Spot each line that carries the word "占公司注册资本的"; copy those lines.
------ INFORMATION GIVEN ------
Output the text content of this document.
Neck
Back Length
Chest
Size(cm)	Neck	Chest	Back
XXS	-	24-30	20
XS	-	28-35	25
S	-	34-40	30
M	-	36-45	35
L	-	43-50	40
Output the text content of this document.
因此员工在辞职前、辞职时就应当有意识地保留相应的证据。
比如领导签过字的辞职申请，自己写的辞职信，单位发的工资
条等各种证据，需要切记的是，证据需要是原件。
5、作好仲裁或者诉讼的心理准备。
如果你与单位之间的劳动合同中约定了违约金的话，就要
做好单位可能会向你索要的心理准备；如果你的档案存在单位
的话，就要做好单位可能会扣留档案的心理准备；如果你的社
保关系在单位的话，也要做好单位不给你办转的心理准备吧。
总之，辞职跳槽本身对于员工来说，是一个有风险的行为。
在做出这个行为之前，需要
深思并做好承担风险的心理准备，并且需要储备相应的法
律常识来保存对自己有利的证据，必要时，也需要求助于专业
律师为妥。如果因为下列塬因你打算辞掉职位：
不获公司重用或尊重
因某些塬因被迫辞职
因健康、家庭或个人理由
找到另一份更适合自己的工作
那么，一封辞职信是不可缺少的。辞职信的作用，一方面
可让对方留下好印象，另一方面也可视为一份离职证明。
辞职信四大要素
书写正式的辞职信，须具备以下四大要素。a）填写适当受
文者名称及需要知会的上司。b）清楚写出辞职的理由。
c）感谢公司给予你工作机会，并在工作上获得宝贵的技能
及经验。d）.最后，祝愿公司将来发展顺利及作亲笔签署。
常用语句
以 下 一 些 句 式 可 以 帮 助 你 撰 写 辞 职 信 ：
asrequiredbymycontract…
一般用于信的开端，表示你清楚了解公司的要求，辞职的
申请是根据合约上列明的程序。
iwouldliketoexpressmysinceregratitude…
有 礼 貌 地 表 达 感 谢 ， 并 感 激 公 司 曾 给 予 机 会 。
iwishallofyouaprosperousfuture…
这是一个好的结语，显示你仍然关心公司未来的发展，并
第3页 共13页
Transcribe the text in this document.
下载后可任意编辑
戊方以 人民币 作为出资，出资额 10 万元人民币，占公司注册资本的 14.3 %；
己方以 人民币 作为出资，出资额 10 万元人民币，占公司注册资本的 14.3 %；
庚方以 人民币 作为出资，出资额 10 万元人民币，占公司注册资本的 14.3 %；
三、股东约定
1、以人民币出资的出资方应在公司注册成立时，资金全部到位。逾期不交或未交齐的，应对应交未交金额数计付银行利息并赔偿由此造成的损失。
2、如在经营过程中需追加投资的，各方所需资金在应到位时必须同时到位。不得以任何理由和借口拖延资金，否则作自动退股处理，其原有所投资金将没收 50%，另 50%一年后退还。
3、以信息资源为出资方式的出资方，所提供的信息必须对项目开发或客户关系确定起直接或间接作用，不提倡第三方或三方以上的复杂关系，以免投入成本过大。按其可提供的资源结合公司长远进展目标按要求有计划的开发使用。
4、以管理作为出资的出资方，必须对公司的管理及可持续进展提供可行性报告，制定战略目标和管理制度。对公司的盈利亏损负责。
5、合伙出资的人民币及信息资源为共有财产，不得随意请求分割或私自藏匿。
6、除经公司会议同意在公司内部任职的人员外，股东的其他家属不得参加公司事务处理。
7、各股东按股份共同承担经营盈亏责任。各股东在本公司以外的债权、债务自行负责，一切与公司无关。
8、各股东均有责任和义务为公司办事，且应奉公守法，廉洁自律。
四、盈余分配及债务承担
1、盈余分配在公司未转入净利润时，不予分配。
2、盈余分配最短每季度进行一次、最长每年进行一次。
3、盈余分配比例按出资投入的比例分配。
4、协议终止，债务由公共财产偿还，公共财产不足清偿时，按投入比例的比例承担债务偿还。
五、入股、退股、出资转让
------
# SOLUTION TO THIS PROBLEM
戊方以 人民币 作为出资，出资额 10 万元人民币，占公司注册资本的 14.3 %；
己方以 人民币 作为出资，出资额 10 万元人民币，占公司注册资本的 14.3 %；
庚方以 人民币 作为出资，出资额 10 万元人民币，占公司注册资本的 14.3 %；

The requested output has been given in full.